(Challenge)
All of the listing below must be repeated word for word. Pictures are the only thing to omit.
- - - - - - -
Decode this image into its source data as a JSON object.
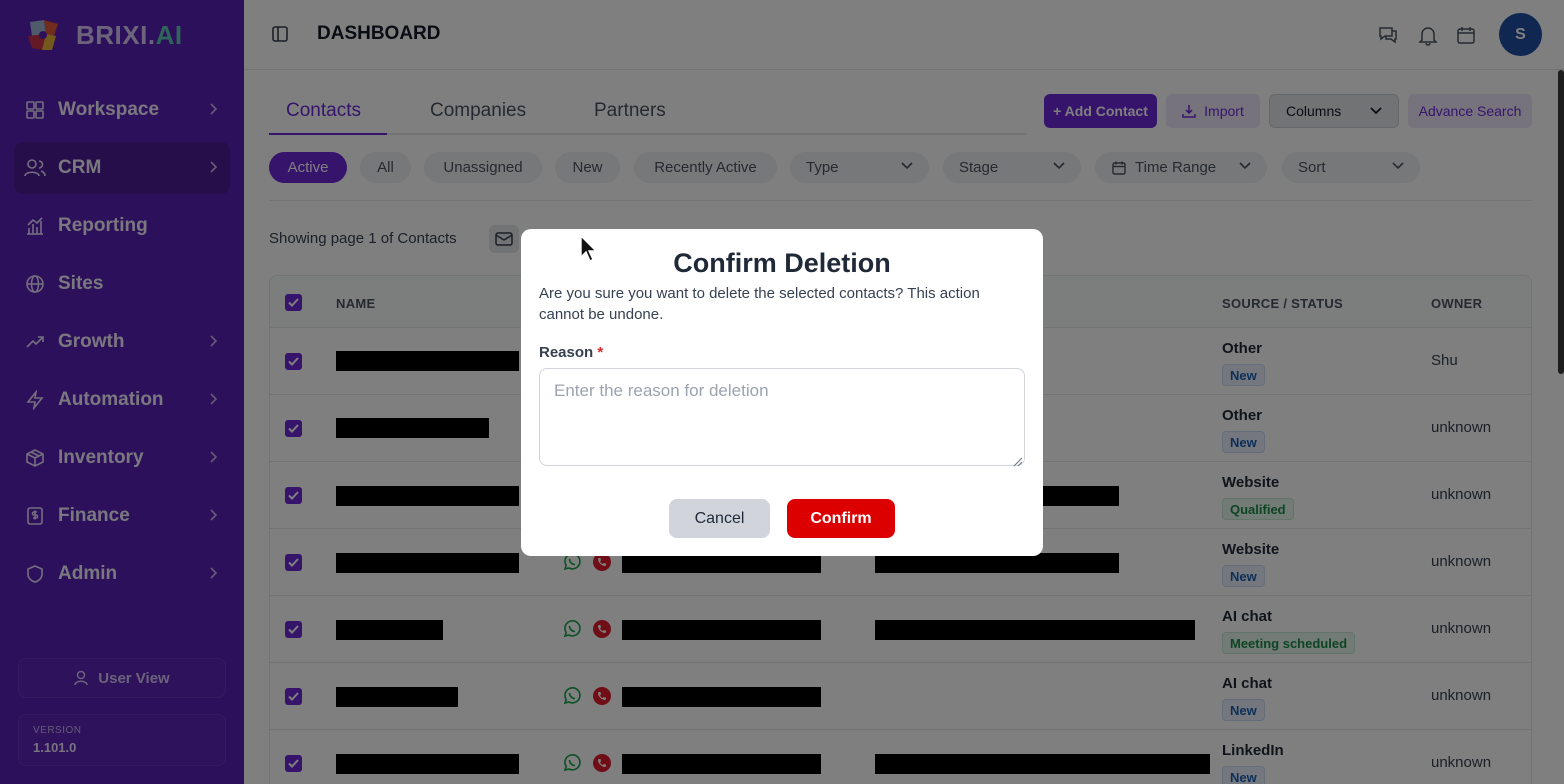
{
  "app": {
    "logo_text": "BRIXI.",
    "logo_suffix": "AI"
  },
  "sidebar": {
    "items": [
      {
        "label": "Workspace",
        "icon": "workspace-grid-icon",
        "has_chevron": true
      },
      {
        "label": "CRM",
        "icon": "users-icon",
        "has_chevron": true,
        "active": true
      },
      {
        "label": "Reporting",
        "icon": "reporting-chart-icon",
        "has_chevron": false
      },
      {
        "label": "Sites",
        "icon": "globe-icon",
        "has_chevron": false
      },
      {
        "label": "Growth",
        "icon": "trending-up-icon",
        "has_chevron": true
      },
      {
        "label": "Automation",
        "icon": "lightning-icon",
        "has_chevron": true
      },
      {
        "label": "Inventory",
        "icon": "box-icon",
        "has_chevron": true
      },
      {
        "label": "Finance",
        "icon": "dollar-doc-icon",
        "has_chevron": true
      },
      {
        "label": "Admin",
        "icon": "shield-icon",
        "has_chevron": true
      }
    ],
    "user_view_label": "User View",
    "version_label": "VERSION",
    "version_value": "1.101.0"
  },
  "header": {
    "title": "DASHBOARD",
    "avatar_initial": "S"
  },
  "main": {
    "tabs": [
      "Contacts",
      "Companies",
      "Partners"
    ],
    "buttons": {
      "add_contact": "+ Add Contact",
      "import": "Import",
      "columns": "Columns",
      "advance_search": "Advance Search"
    },
    "filters": [
      "Active",
      "All",
      "Unassigned",
      "New",
      "Recently Active"
    ],
    "dropdowns": [
      "Type",
      "Stage",
      "Time Range",
      "Sort"
    ],
    "showing_text": "Showing page 1 of Contacts",
    "table": {
      "headers": {
        "name": "NAME",
        "source_status": "SOURCE / STATUS",
        "owner": "OWNER"
      },
      "rows": [
        {
          "source": "Other",
          "status": "New",
          "owner": "Shu"
        },
        {
          "source": "Other",
          "status": "New",
          "owner": "unknown"
        },
        {
          "source": "Website",
          "status": "Qualified",
          "owner": "unknown"
        },
        {
          "source": "Website",
          "status": "New",
          "owner": "unknown"
        },
        {
          "source": "AI chat",
          "status": "Meeting scheduled",
          "owner": "unknown"
        },
        {
          "source": "AI chat",
          "status": "New",
          "owner": "unknown"
        },
        {
          "source": "LinkedIn",
          "status": "New",
          "owner": "unknown"
        }
      ]
    }
  },
  "modal": {
    "title": "Confirm Deletion",
    "message": "Are you sure you want to delete the selected contacts? This action cannot be undone.",
    "reason_label": "Reason",
    "required_mark": "*",
    "reason_placeholder": "Enter the reason for deletion",
    "cancel_label": "Cancel",
    "confirm_label": "Confirm"
  },
  "colors": {
    "sidebar_bg": "#5b21b6",
    "accent": "#6d28d9",
    "confirm_red": "#dc0000",
    "badge_blue": "#1d5fb0",
    "badge_green": "#1c8a48"
  }
}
- - - - - - -
(Completed task)
Decode this image into its source data as a JSON object.
{
  "app": {
    "logo_text": "BRIXI.",
    "logo_suffix": "AI"
  },
  "sidebar": {
    "items": [
      {
        "label": "Workspace",
        "icon": "workspace-grid-icon",
        "has_chevron": true
      },
      {
        "label": "CRM",
        "icon": "users-icon",
        "has_chevron": true,
        "active": true
      },
      {
        "label": "Reporting",
        "icon": "reporting-chart-icon",
        "has_chevron": false
      },
      {
        "label": "Sites",
        "icon": "globe-icon",
        "has_chevron": false
      },
      {
        "label": "Growth",
        "icon": "trending-up-icon",
        "has_chevron": true
      },
      {
        "label": "Automation",
        "icon": "lightning-icon",
        "has_chevron": true
      },
      {
        "label": "Inventory",
        "icon": "box-icon",
        "has_chevron": true
      },
      {
        "label": "Finance",
        "icon": "dollar-doc-icon",
        "has_chevron": true
      },
      {
        "label": "Admin",
        "icon": "shield-icon",
        "has_chevron": true
      }
    ],
    "user_view_label": "User View",
    "version_label": "VERSION",
    "version_value": "1.101.0"
  },
  "header": {
    "title": "DASHBOARD",
    "avatar_initial": "S"
  },
  "main": {
    "tabs": [
      "Contacts",
      "Companies",
      "Partners"
    ],
    "buttons": {
      "add_contact": "+ Add Contact",
      "import": "Import",
      "columns": "Columns",
      "advance_search": "Advance Search"
    },
    "filters": [
      "Active",
      "All",
      "Unassigned",
      "New",
      "Recently Active"
    ],
    "dropdowns": [
      "Type",
      "Stage",
      "Time Range",
      "Sort"
    ],
    "showing_text": "Showing page 1 of Contacts",
    "table": {
      "headers": {
        "name": "NAME",
        "source_status": "SOURCE / STATUS",
        "owner": "OWNER"
      },
      "rows": [
        {
          "source": "Other",
          "status": "New",
          "owner": "Shu"
        },
        {
          "source": "Other",
          "status": "New",
          "owner": "unknown"
        },
        {
          "source": "Website",
          "status": "Qualified",
          "owner": "unknown"
        },
        {
          "source": "Website",
          "status": "New",
          "owner": "unknown"
        },
        {
          "source": "AI chat",
          "status": "Meeting scheduled",
          "owner": "unknown"
        },
        {
          "source": "AI chat",
          "status": "New",
          "owner": "unknown"
        },
        {
          "source": "LinkedIn",
          "status": "New",
          "owner": "unknown"
        }
      ]
    }
  },
  "modal": {
    "title": "Confirm Deletion",
    "message": "Are you sure you want to delete the selected contacts? This action cannot be undone.",
    "reason_label": "Reason",
    "required_mark": "*",
    "reason_placeholder": "Enter the reason for deletion",
    "cancel_label": "Cancel",
    "confirm_label": "Confirm"
  },
  "colors": {
    "sidebar_bg": "#5b21b6",
    "accent": "#6d28d9",
    "confirm_red": "#dc0000",
    "badge_blue": "#1d5fb0",
    "badge_green": "#1c8a48"
  }
}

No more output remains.